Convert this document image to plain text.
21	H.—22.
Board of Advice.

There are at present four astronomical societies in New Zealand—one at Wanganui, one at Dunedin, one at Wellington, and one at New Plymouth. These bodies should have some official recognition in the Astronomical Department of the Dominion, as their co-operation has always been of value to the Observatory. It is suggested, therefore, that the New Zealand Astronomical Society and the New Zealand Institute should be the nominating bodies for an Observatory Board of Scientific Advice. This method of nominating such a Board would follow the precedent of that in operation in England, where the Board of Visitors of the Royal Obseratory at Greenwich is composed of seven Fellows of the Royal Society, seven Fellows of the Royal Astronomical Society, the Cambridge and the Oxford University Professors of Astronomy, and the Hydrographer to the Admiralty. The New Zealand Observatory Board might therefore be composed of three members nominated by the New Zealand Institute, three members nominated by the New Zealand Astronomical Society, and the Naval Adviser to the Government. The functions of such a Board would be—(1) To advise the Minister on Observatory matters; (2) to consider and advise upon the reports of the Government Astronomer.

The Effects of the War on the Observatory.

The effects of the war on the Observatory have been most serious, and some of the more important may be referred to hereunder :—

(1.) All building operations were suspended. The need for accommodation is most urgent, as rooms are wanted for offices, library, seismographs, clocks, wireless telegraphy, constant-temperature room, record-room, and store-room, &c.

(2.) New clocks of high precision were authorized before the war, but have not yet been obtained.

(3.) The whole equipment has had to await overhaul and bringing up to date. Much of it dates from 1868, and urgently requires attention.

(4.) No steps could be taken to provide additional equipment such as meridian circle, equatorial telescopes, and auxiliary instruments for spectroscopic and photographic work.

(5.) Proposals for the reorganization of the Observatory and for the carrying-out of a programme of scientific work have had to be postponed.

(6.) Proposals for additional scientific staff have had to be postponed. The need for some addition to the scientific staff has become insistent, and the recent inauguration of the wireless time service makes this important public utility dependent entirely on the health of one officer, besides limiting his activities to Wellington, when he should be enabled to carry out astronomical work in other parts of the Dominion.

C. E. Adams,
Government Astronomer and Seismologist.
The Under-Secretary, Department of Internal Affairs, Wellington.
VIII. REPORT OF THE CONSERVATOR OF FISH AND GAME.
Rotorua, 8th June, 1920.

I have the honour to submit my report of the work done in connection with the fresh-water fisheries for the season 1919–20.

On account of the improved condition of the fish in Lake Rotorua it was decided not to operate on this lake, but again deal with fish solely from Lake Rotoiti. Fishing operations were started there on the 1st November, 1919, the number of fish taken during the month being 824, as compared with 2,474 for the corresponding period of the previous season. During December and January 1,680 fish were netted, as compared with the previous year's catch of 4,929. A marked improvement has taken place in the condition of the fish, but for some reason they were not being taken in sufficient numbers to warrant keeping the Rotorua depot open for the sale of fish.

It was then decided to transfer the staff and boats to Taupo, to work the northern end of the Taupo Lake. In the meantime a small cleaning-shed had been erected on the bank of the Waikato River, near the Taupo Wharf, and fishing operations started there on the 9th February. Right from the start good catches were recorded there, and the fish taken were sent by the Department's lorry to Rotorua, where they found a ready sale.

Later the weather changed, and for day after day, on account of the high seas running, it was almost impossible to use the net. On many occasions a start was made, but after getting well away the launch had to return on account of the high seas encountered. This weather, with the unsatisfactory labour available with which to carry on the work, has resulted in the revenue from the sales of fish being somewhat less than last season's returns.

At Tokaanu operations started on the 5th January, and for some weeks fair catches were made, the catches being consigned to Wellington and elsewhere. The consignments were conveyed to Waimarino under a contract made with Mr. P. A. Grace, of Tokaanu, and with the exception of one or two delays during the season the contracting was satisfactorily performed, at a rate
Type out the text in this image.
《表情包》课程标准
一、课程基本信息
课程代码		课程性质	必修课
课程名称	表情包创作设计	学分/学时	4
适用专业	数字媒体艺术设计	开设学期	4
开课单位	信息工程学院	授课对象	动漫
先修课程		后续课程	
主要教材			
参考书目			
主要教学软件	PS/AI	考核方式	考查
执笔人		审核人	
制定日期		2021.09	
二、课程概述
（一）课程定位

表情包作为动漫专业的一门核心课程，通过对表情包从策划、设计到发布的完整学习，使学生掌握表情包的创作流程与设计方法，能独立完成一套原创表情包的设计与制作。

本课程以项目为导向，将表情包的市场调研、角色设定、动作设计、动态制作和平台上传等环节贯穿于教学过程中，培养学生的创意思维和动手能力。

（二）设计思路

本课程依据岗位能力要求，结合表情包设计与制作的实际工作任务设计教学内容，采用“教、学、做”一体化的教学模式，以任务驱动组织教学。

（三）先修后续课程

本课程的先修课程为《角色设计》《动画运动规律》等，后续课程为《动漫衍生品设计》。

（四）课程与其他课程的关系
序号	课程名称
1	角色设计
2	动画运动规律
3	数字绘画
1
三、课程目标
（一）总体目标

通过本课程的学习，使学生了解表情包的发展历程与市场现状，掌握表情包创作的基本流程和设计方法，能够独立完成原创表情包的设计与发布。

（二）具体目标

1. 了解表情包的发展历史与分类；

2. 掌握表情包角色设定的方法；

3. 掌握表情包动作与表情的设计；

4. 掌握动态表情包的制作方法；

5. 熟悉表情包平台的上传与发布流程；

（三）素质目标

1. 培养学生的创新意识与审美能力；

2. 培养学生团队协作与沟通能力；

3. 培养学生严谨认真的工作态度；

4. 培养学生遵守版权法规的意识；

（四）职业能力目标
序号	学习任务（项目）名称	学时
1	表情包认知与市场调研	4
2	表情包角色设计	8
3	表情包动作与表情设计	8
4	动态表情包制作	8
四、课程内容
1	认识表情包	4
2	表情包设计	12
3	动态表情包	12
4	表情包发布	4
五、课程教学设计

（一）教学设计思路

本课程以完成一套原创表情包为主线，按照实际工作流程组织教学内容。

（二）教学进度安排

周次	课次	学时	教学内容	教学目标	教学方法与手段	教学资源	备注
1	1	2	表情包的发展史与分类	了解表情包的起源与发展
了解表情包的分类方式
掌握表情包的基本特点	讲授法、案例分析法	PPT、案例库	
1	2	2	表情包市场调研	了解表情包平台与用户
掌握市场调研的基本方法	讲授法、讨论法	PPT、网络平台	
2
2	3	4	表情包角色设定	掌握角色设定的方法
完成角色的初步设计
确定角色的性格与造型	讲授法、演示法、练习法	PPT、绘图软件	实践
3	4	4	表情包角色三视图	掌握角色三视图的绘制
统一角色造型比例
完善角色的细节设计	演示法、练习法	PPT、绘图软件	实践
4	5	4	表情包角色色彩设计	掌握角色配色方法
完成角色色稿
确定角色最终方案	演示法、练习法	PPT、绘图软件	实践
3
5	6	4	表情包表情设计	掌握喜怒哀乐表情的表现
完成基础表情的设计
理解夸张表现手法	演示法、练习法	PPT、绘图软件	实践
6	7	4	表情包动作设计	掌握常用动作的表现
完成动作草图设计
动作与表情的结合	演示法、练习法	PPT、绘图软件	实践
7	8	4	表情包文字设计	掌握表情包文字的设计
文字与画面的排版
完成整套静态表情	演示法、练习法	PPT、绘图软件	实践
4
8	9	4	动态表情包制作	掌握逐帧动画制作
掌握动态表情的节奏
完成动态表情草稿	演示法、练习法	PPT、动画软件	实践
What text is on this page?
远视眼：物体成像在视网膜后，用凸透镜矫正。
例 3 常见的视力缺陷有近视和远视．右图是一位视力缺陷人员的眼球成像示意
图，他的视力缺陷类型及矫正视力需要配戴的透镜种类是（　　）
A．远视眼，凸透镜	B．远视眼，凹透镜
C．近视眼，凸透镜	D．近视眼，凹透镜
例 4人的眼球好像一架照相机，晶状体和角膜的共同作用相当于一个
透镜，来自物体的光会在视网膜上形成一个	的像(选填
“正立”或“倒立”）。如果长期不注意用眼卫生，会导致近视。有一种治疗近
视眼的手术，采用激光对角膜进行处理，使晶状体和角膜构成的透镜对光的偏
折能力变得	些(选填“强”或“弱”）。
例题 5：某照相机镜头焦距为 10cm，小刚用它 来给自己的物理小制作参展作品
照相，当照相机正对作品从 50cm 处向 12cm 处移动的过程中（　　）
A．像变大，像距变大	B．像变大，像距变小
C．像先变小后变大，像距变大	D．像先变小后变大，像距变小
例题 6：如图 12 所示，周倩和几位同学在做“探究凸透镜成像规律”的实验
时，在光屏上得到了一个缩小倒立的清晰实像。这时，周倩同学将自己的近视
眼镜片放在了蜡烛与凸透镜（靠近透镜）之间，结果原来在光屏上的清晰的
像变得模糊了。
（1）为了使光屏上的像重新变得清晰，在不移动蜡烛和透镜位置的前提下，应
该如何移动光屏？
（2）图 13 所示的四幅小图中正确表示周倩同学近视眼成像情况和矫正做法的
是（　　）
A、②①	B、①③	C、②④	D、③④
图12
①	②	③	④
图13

※

» **What you have to do**
Whichever lines contain the string "像距变小", select and copy them.

» **Written response**
A．像变大，像距变大	B．像变大，像距变小
C．像先变小后变大，像距变大	D．像先变小后变大，像距变小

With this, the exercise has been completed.